[Items from a data source]
═══

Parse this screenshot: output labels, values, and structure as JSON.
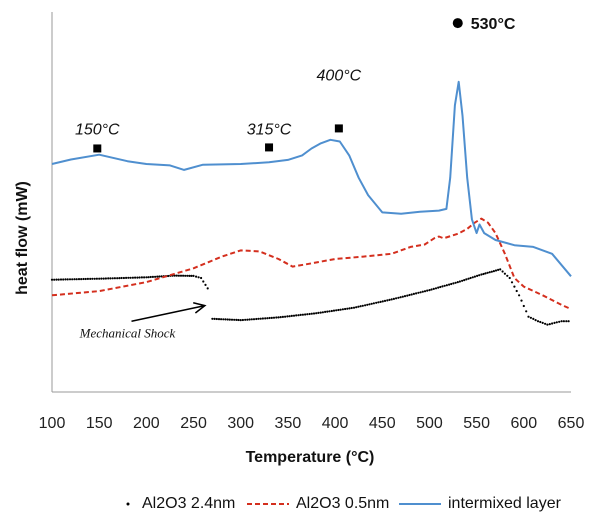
{
  "chart_data": {
    "type": "line",
    "title": "",
    "xlabel": "Temperature (°C)",
    "ylabel": "heat flow (mW)",
    "xlim": [
      100,
      650
    ],
    "x_ticks": [
      "100",
      "150",
      "200",
      "250",
      "300",
      "350",
      "400",
      "450",
      "500",
      "550",
      "600",
      "650"
    ],
    "y_ticks_shown": false,
    "grid": false,
    "legend_position": "bottom",
    "series": [
      {
        "name": "Al2O3 2.4nm",
        "style": "dotted",
        "color": "#000000",
        "segments": [
          [
            [
              100,
              0.525
            ],
            [
              150,
              0.528
            ],
            [
              200,
              0.532
            ],
            [
              230,
              0.537
            ],
            [
              250,
              0.536
            ],
            [
              258,
              0.53
            ],
            [
              265,
              0.5
            ],
            [
              267,
              0.48
            ]
          ],
          [
            [
              270,
              0.412
            ],
            [
              300,
              0.408
            ],
            [
              340,
              0.416
            ],
            [
              380,
              0.428
            ],
            [
              420,
              0.444
            ],
            [
              460,
              0.468
            ],
            [
              500,
              0.495
            ],
            [
              530,
              0.518
            ],
            [
              555,
              0.54
            ],
            [
              575,
              0.555
            ],
            [
              585,
              0.53
            ],
            [
              595,
              0.48
            ],
            [
              605,
              0.418
            ],
            [
              615,
              0.405
            ],
            [
              625,
              0.395
            ],
            [
              640,
              0.405
            ],
            [
              650,
              0.405
            ]
          ]
        ]
      },
      {
        "name": "Al2O3 0.5nm",
        "style": "dashed",
        "color": "#d42f1e",
        "points": [
          [
            100,
            0.48
          ],
          [
            150,
            0.492
          ],
          [
            200,
            0.518
          ],
          [
            250,
            0.558
          ],
          [
            280,
            0.592
          ],
          [
            300,
            0.61
          ],
          [
            320,
            0.607
          ],
          [
            340,
            0.585
          ],
          [
            355,
            0.563
          ],
          [
            370,
            0.57
          ],
          [
            400,
            0.585
          ],
          [
            430,
            0.592
          ],
          [
            460,
            0.6
          ],
          [
            480,
            0.62
          ],
          [
            495,
            0.627
          ],
          [
            505,
            0.645
          ],
          [
            510,
            0.65
          ],
          [
            515,
            0.645
          ],
          [
            530,
            0.658
          ],
          [
            540,
            0.672
          ],
          [
            548,
            0.69
          ],
          [
            555,
            0.702
          ],
          [
            562,
            0.69
          ],
          [
            570,
            0.66
          ],
          [
            580,
            0.6
          ],
          [
            590,
            0.53
          ],
          [
            600,
            0.505
          ],
          [
            620,
            0.48
          ],
          [
            640,
            0.452
          ],
          [
            650,
            0.44
          ]
        ]
      },
      {
        "name": "intermixed layer",
        "style": "solid",
        "color": "#4f8fcf",
        "points": [
          [
            100,
            0.86
          ],
          [
            120,
            0.873
          ],
          [
            150,
            0.887
          ],
          [
            180,
            0.868
          ],
          [
            200,
            0.86
          ],
          [
            225,
            0.856
          ],
          [
            240,
            0.843
          ],
          [
            260,
            0.858
          ],
          [
            300,
            0.86
          ],
          [
            330,
            0.865
          ],
          [
            350,
            0.872
          ],
          [
            365,
            0.885
          ],
          [
            375,
            0.905
          ],
          [
            385,
            0.92
          ],
          [
            395,
            0.93
          ],
          [
            405,
            0.925
          ],
          [
            415,
            0.885
          ],
          [
            425,
            0.82
          ],
          [
            435,
            0.77
          ],
          [
            450,
            0.72
          ],
          [
            470,
            0.716
          ],
          [
            490,
            0.722
          ],
          [
            510,
            0.725
          ],
          [
            518,
            0.73
          ],
          [
            522,
            0.82
          ],
          [
            527,
            1.03
          ],
          [
            531,
            1.098
          ],
          [
            535,
            1.0
          ],
          [
            540,
            0.82
          ],
          [
            545,
            0.7
          ],
          [
            550,
            0.66
          ],
          [
            553,
            0.685
          ],
          [
            558,
            0.66
          ],
          [
            570,
            0.64
          ],
          [
            590,
            0.625
          ],
          [
            610,
            0.62
          ],
          [
            630,
            0.6
          ],
          [
            650,
            0.535
          ]
        ]
      }
    ],
    "annotations": [
      {
        "text": "150°C",
        "x": 148,
        "y": 0.945,
        "marker": "square",
        "marker_y": 0.905
      },
      {
        "text": "315°C",
        "x": 330,
        "y": 0.945,
        "marker": "square",
        "marker_y": 0.908
      },
      {
        "text": "400°C",
        "x": 404,
        "y": 1.102,
        "marker": "square",
        "marker_y": 0.963
      },
      {
        "text": "530°C",
        "x": 530,
        "y": 1.265,
        "marker": "circle",
        "marker_y": 1.265
      },
      {
        "text": "Mechanical Shock",
        "x": 180,
        "y": 0.37,
        "arrow_to": [
          262,
          0.45
        ]
      }
    ]
  }
}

═══

▶ GIVEN REQUEST
Repeat the records above exactly, leaving out any pictures they contain.

▶ WRITTEN ANSWER
Parse this screenshot: output labels, values, and structure as JSON.
{
  "chart_data": {
    "type": "line",
    "title": "",
    "xlabel": "Temperature (°C)",
    "ylabel": "heat flow (mW)",
    "xlim": [
      100,
      650
    ],
    "x_ticks": [
      "100",
      "150",
      "200",
      "250",
      "300",
      "350",
      "400",
      "450",
      "500",
      "550",
      "600",
      "650"
    ],
    "y_ticks_shown": false,
    "grid": false,
    "legend_position": "bottom",
    "series": [
      {
        "name": "Al2O3 2.4nm",
        "style": "dotted",
        "color": "#000000",
        "segments": [
          [
            [
              100,
              0.525
            ],
            [
              150,
              0.528
            ],
            [
              200,
              0.532
            ],
            [
              230,
              0.537
            ],
            [
              250,
              0.536
            ],
            [
              258,
              0.53
            ],
            [
              265,
              0.5
            ],
            [
              267,
              0.48
            ]
          ],
          [
            [
              270,
              0.412
            ],
            [
              300,
              0.408
            ],
            [
              340,
              0.416
            ],
            [
              380,
              0.428
            ],
            [
              420,
              0.444
            ],
            [
              460,
              0.468
            ],
            [
              500,
              0.495
            ],
            [
              530,
              0.518
            ],
            [
              555,
              0.54
            ],
            [
              575,
              0.555
            ],
            [
              585,
              0.53
            ],
            [
              595,
              0.48
            ],
            [
              605,
              0.418
            ],
            [
              615,
              0.405
            ],
            [
              625,
              0.395
            ],
            [
              640,
              0.405
            ],
            [
              650,
              0.405
            ]
          ]
        ]
      },
      {
        "name": "Al2O3 0.5nm",
        "style": "dashed",
        "color": "#d42f1e",
        "points": [
          [
            100,
            0.48
          ],
          [
            150,
            0.492
          ],
          [
            200,
            0.518
          ],
          [
            250,
            0.558
          ],
          [
            280,
            0.592
          ],
          [
            300,
            0.61
          ],
          [
            320,
            0.607
          ],
          [
            340,
            0.585
          ],
          [
            355,
            0.563
          ],
          [
            370,
            0.57
          ],
          [
            400,
            0.585
          ],
          [
            430,
            0.592
          ],
          [
            460,
            0.6
          ],
          [
            480,
            0.62
          ],
          [
            495,
            0.627
          ],
          [
            505,
            0.645
          ],
          [
            510,
            0.65
          ],
          [
            515,
            0.645
          ],
          [
            530,
            0.658
          ],
          [
            540,
            0.672
          ],
          [
            548,
            0.69
          ],
          [
            555,
            0.702
          ],
          [
            562,
            0.69
          ],
          [
            570,
            0.66
          ],
          [
            580,
            0.6
          ],
          [
            590,
            0.53
          ],
          [
            600,
            0.505
          ],
          [
            620,
            0.48
          ],
          [
            640,
            0.452
          ],
          [
            650,
            0.44
          ]
        ]
      },
      {
        "name": "intermixed layer",
        "style": "solid",
        "color": "#4f8fcf",
        "points": [
          [
            100,
            0.86
          ],
          [
            120,
            0.873
          ],
          [
            150,
            0.887
          ],
          [
            180,
            0.868
          ],
          [
            200,
            0.86
          ],
          [
            225,
            0.856
          ],
          [
            240,
            0.843
          ],
          [
            260,
            0.858
          ],
          [
            300,
            0.86
          ],
          [
            330,
            0.865
          ],
          [
            350,
            0.872
          ],
          [
            365,
            0.885
          ],
          [
            375,
            0.905
          ],
          [
            385,
            0.92
          ],
          [
            395,
            0.93
          ],
          [
            405,
            0.925
          ],
          [
            415,
            0.885
          ],
          [
            425,
            0.82
          ],
          [
            435,
            0.77
          ],
          [
            450,
            0.72
          ],
          [
            470,
            0.716
          ],
          [
            490,
            0.722
          ],
          [
            510,
            0.725
          ],
          [
            518,
            0.73
          ],
          [
            522,
            0.82
          ],
          [
            527,
            1.03
          ],
          [
            531,
            1.098
          ],
          [
            535,
            1.0
          ],
          [
            540,
            0.82
          ],
          [
            545,
            0.7
          ],
          [
            550,
            0.66
          ],
          [
            553,
            0.685
          ],
          [
            558,
            0.66
          ],
          [
            570,
            0.64
          ],
          [
            590,
            0.625
          ],
          [
            610,
            0.62
          ],
          [
            630,
            0.6
          ],
          [
            650,
            0.535
          ]
        ]
      }
    ],
    "annotations": [
      {
        "text": "150°C",
        "x": 148,
        "y": 0.945,
        "marker": "square",
        "marker_y": 0.905
      },
      {
        "text": "315°C",
        "x": 330,
        "y": 0.945,
        "marker": "square",
        "marker_y": 0.908
      },
      {
        "text": "400°C",
        "x": 404,
        "y": 1.102,
        "marker": "square",
        "marker_y": 0.963
      },
      {
        "text": "530°C",
        "x": 530,
        "y": 1.265,
        "marker": "circle",
        "marker_y": 1.265
      },
      {
        "text": "Mechanical Shock",
        "x": 180,
        "y": 0.37,
        "arrow_to": [
          262,
          0.45
        ]
      }
    ]
  }
}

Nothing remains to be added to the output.